▸ **What is being asked**:
From the records below, copy every line that contains the word "name".

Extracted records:
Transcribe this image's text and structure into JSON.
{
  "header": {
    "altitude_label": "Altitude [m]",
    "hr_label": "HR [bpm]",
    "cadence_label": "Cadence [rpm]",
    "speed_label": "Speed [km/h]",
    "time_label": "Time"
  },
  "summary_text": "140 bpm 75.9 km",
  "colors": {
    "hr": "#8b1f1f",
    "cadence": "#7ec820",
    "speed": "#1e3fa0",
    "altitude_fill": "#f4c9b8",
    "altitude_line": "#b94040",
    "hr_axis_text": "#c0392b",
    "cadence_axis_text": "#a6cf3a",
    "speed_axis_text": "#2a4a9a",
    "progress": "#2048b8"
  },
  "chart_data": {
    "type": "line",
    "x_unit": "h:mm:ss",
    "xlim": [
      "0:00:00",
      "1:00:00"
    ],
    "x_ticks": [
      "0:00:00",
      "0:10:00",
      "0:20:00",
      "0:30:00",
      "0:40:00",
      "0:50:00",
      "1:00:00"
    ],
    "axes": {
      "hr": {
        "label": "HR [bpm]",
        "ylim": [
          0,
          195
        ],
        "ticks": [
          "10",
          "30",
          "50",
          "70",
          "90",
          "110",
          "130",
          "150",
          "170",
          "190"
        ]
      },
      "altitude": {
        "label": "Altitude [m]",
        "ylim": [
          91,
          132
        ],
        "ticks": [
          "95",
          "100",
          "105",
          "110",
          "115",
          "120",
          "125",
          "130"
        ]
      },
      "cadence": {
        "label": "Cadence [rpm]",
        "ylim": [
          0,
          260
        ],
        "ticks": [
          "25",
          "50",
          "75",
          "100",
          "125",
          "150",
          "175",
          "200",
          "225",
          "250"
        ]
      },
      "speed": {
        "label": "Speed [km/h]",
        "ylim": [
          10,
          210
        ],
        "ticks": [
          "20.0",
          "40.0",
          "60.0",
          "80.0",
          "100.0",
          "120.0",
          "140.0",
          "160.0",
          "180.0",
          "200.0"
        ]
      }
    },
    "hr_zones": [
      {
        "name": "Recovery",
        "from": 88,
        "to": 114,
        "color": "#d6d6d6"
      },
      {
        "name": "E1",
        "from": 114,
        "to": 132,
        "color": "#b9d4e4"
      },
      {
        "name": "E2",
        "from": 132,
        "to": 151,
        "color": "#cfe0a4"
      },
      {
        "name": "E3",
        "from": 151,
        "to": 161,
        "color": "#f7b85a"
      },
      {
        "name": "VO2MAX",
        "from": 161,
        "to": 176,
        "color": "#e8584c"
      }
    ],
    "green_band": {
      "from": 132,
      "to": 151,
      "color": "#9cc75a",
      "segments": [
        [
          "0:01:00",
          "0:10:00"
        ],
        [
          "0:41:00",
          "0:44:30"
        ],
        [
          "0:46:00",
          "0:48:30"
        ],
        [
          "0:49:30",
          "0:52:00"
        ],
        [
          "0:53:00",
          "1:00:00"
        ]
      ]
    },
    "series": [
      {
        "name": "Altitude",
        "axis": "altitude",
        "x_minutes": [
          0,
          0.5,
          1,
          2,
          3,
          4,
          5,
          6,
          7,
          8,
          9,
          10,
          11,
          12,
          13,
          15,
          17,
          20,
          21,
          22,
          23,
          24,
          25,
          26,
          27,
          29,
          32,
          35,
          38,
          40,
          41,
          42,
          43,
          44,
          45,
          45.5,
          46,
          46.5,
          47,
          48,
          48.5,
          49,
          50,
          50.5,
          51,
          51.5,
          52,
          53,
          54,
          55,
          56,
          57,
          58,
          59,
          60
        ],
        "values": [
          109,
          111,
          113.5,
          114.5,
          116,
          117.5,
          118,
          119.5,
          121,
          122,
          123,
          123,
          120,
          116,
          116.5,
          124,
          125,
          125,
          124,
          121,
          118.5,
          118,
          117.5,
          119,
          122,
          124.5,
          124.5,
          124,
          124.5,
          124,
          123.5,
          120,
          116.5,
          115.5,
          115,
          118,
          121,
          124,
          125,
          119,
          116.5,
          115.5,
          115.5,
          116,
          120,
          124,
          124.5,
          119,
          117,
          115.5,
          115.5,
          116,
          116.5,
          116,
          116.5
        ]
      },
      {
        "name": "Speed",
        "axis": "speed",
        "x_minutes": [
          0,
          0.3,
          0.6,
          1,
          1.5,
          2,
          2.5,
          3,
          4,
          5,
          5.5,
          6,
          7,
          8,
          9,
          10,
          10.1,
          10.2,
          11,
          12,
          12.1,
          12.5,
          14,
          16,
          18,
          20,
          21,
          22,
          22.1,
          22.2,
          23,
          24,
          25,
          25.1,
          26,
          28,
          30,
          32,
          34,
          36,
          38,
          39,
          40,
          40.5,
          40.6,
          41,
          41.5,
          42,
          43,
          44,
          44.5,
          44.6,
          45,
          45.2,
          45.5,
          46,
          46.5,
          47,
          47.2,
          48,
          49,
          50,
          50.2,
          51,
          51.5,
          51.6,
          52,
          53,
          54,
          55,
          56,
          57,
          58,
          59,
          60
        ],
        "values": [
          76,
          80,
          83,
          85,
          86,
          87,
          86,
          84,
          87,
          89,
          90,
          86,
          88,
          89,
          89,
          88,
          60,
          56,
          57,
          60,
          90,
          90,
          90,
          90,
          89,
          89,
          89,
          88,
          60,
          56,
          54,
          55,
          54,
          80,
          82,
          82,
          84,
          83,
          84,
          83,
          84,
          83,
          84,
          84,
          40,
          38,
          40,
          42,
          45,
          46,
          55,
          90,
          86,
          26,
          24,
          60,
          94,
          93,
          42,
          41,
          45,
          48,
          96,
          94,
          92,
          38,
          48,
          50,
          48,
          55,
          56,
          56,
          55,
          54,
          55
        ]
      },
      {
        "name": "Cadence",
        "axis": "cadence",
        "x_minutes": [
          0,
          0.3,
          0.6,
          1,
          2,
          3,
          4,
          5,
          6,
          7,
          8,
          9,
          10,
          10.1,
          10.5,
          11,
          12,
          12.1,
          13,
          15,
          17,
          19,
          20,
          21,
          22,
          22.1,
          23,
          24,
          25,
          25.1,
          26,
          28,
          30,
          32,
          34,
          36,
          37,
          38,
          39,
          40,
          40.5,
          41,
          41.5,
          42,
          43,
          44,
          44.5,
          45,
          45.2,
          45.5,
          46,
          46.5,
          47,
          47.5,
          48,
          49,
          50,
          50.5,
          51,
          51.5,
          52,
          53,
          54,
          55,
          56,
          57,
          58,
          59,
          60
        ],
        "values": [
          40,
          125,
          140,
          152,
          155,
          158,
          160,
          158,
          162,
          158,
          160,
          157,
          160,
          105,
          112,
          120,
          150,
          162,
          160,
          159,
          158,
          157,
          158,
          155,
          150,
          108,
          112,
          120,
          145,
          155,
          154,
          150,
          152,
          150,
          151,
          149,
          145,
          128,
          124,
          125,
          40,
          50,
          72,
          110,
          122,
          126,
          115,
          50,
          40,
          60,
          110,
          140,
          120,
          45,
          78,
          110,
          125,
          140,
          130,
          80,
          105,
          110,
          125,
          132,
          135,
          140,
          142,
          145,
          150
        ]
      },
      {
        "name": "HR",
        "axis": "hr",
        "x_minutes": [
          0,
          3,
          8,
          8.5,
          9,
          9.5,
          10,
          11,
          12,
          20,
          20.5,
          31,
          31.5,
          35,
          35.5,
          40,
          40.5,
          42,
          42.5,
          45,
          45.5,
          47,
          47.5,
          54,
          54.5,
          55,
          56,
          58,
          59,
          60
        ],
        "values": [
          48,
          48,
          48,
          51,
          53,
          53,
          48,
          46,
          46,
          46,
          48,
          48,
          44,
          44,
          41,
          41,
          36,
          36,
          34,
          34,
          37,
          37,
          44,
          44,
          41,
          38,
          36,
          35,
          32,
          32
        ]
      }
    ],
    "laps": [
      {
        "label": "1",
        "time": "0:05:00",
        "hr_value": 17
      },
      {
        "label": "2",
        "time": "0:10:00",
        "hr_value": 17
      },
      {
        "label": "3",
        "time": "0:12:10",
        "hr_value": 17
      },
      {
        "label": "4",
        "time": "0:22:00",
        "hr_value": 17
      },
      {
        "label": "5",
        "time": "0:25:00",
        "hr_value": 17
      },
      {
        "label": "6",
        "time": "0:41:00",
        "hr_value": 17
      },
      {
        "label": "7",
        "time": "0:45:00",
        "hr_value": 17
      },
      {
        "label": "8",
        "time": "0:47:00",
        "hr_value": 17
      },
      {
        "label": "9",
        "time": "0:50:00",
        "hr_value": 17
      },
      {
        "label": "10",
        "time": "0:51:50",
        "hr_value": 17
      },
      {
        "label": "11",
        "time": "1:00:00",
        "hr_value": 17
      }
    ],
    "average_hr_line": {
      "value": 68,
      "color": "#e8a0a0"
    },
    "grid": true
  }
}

▸ **Correct output**:
        "name": "Recovery",
        "name": "E1",
        "name": "E2",
        "name": "E3",
        "name": "VO2MAX",
        "name": "Altitude",
        "name": "Speed",
        "name": "Cadence",
        "name": "HR",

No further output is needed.